> _What needs to be done_: Repeat all of the data precisely.
^^^^^^^^
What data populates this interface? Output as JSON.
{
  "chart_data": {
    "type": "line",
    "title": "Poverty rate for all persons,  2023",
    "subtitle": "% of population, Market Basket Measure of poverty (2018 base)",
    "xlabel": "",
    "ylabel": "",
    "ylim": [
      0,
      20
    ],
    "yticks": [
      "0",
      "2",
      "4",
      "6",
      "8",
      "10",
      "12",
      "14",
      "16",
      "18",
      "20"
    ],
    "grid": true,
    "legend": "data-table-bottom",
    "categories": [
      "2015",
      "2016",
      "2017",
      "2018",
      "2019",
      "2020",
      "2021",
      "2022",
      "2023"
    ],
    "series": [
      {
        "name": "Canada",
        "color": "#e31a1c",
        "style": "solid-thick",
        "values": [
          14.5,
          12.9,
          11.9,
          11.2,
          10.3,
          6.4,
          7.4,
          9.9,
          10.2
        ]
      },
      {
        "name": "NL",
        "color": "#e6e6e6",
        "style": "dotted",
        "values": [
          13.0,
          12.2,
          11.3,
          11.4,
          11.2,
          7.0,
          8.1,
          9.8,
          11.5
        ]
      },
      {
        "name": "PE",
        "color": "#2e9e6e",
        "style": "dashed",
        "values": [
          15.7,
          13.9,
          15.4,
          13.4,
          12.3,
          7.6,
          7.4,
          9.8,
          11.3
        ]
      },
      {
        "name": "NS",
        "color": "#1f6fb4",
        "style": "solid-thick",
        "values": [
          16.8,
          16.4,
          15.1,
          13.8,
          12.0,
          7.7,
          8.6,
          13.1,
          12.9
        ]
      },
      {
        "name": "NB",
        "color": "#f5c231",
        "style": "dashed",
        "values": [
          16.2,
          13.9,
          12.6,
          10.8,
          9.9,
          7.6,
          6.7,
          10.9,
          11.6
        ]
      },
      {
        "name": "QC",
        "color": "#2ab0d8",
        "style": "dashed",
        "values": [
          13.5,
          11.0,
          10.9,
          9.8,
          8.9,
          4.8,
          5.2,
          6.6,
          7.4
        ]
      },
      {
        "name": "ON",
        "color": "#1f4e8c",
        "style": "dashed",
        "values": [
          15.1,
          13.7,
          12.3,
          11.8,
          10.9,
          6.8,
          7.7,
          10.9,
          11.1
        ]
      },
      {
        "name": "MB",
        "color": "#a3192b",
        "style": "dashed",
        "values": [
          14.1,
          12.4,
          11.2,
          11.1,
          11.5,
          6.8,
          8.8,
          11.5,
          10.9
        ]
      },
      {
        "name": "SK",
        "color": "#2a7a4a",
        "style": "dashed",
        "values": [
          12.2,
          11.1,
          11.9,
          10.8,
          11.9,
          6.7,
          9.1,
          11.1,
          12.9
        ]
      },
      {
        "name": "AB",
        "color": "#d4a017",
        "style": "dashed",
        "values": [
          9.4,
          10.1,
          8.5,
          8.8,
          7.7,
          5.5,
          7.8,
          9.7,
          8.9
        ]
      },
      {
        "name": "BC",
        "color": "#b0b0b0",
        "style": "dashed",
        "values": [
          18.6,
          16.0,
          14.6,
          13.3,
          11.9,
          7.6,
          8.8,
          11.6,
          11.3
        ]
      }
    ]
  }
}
^^^^^^^^
> _Solution for this problem_:
What data populates this interface? Output as JSON.
{
  "chart_data": {
    "type": "line",
    "title": "Poverty rate for all persons,  2023",
    "subtitle": "% of population, Market Basket Measure of poverty (2018 base)",
    "xlabel": "",
    "ylabel": "",
    "ylim": [
      0,
      20
    ],
    "yticks": [
      "0",
      "2",
      "4",
      "6",
      "8",
      "10",
      "12",
      "14",
      "16",
      "18",
      "20"
    ],
    "grid": true,
    "legend": "data-table-bottom",
    "categories": [
      "2015",
      "2016",
      "2017",
      "2018",
      "2019",
      "2020",
      "2021",
      "2022",
      "2023"
    ],
    "series": [
      {
        "name": "Canada",
        "color": "#e31a1c",
        "style": "solid-thick",
        "values": [
          14.5,
          12.9,
          11.9,
          11.2,
          10.3,
          6.4,
          7.4,
          9.9,
          10.2
        ]
      },
      {
        "name": "NL",
        "color": "#e6e6e6",
        "style": "dotted",
        "values": [
          13.0,
          12.2,
          11.3,
          11.4,
          11.2,
          7.0,
          8.1,
          9.8,
          11.5
        ]
      },
      {
        "name": "PE",
        "color": "#2e9e6e",
        "style": "dashed",
        "values": [
          15.7,
          13.9,
          15.4,
          13.4,
          12.3,
          7.6,
          7.4,
          9.8,
          11.3
        ]
      },
      {
        "name": "NS",
        "color": "#1f6fb4",
        "style": "solid-thick",
        "values": [
          16.8,
          16.4,
          15.1,
          13.8,
          12.0,
          7.7,
          8.6,
          13.1,
          12.9
        ]
      },
      {
        "name": "NB",
        "color": "#f5c231",
        "style": "dashed",
        "values": [
          16.2,
          13.9,
          12.6,
          10.8,
          9.9,
          7.6,
          6.7,
          10.9,
          11.6
        ]
      },
      {
        "name": "QC",
        "color": "#2ab0d8",
        "style": "dashed",
        "values": [
          13.5,
          11.0,
          10.9,
          9.8,
          8.9,
          4.8,
          5.2,
          6.6,
          7.4
        ]
      },
      {
        "name": "ON",
        "color": "#1f4e8c",
        "style": "dashed",
        "values": [
          15.1,
          13.7,
          12.3,
          11.8,
          10.9,
          6.8,
          7.7,
          10.9,
          11.1
        ]
      },
      {
        "name": "MB",
        "color": "#a3192b",
        "style": "dashed",
        "values": [
          14.1,
          12.4,
          11.2,
          11.1,
          11.5,
          6.8,
          8.8,
          11.5,
          10.9
        ]
      },
      {
        "name": "SK",
        "color": "#2a7a4a",
        "style": "dashed",
        "values": [
          12.2,
          11.1,
          11.9,
          10.8,
          11.9,
          6.7,
          9.1,
          11.1,
          12.9
        ]
      },
      {
        "name": "AB",
        "color": "#d4a017",
        "style": "dashed",
        "values": [
          9.4,
          10.1,
          8.5,
          8.8,
          7.7,
          5.5,
          7.8,
          9.7,
          8.9
        ]
      },
      {
        "name": "BC",
        "color": "#b0b0b0",
        "style": "dashed",
        "values": [
          18.6,
          16.0,
          14.6,
          13.3,
          11.9,
          7.6,
          8.8,
          11.6,
          11.3
        ]
      }
    ]
  }
}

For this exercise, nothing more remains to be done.